DATA EXCERPTS:
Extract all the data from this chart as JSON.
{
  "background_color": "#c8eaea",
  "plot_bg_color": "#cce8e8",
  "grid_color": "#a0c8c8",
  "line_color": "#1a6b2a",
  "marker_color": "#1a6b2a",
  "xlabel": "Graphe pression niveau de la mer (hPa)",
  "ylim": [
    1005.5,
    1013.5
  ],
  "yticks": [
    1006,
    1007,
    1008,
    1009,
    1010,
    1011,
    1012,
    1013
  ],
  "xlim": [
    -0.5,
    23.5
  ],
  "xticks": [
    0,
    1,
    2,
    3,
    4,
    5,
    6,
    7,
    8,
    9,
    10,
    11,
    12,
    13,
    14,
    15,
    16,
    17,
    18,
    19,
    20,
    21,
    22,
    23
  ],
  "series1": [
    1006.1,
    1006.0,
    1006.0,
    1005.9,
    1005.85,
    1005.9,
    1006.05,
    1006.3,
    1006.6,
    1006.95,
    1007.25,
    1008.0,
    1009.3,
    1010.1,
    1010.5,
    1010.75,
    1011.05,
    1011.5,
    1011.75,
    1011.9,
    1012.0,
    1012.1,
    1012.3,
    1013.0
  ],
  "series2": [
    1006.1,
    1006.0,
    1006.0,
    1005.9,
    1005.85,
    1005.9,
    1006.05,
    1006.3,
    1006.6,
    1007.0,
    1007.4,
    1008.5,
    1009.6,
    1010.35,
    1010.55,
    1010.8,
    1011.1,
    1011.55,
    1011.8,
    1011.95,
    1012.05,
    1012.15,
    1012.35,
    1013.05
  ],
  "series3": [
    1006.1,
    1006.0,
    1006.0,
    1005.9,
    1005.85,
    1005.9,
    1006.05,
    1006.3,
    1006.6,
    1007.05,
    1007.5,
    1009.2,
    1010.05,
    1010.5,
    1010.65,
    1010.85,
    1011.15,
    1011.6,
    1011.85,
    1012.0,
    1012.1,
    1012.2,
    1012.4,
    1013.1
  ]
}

PROBLEM STATEMENT:
Print all of the entries again, exactly as written.

WORKED ANSWER:
Extract all the data from this chart as JSON.
{
  "background_color": "#c8eaea",
  "plot_bg_color": "#cce8e8",
  "grid_color": "#a0c8c8",
  "line_color": "#1a6b2a",
  "marker_color": "#1a6b2a",
  "xlabel": "Graphe pression niveau de la mer (hPa)",
  "ylim": [
    1005.5,
    1013.5
  ],
  "yticks": [
    1006,
    1007,
    1008,
    1009,
    1010,
    1011,
    1012,
    1013
  ],
  "xlim": [
    -0.5,
    23.5
  ],
  "xticks": [
    0,
    1,
    2,
    3,
    4,
    5,
    6,
    7,
    8,
    9,
    10,
    11,
    12,
    13,
    14,
    15,
    16,
    17,
    18,
    19,
    20,
    21,
    22,
    23
  ],
  "series1": [
    1006.1,
    1006.0,
    1006.0,
    1005.9,
    1005.85,
    1005.9,
    1006.05,
    1006.3,
    1006.6,
    1006.95,
    1007.25,
    1008.0,
    1009.3,
    1010.1,
    1010.5,
    1010.75,
    1011.05,
    1011.5,
    1011.75,
    1011.9,
    1012.0,
    1012.1,
    1012.3,
    1013.0
  ],
  "series2": [
    1006.1,
    1006.0,
    1006.0,
    1005.9,
    1005.85,
    1005.9,
    1006.05,
    1006.3,
    1006.6,
    1007.0,
    1007.4,
    1008.5,
    1009.6,
    1010.35,
    1010.55,
    1010.8,
    1011.1,
    1011.55,
    1011.8,
    1011.95,
    1012.05,
    1012.15,
    1012.35,
    1013.05
  ],
  "series3": [
    1006.1,
    1006.0,
    1006.0,
    1005.9,
    1005.85,
    1005.9,
    1006.05,
    1006.3,
    1006.6,
    1007.05,
    1007.5,
    1009.2,
    1010.05,
    1010.5,
    1010.65,
    1010.85,
    1011.15,
    1011.6,
    1011.85,
    1012.0,
    1012.1,
    1012.2,
    1012.4,
    1013.1
  ]
}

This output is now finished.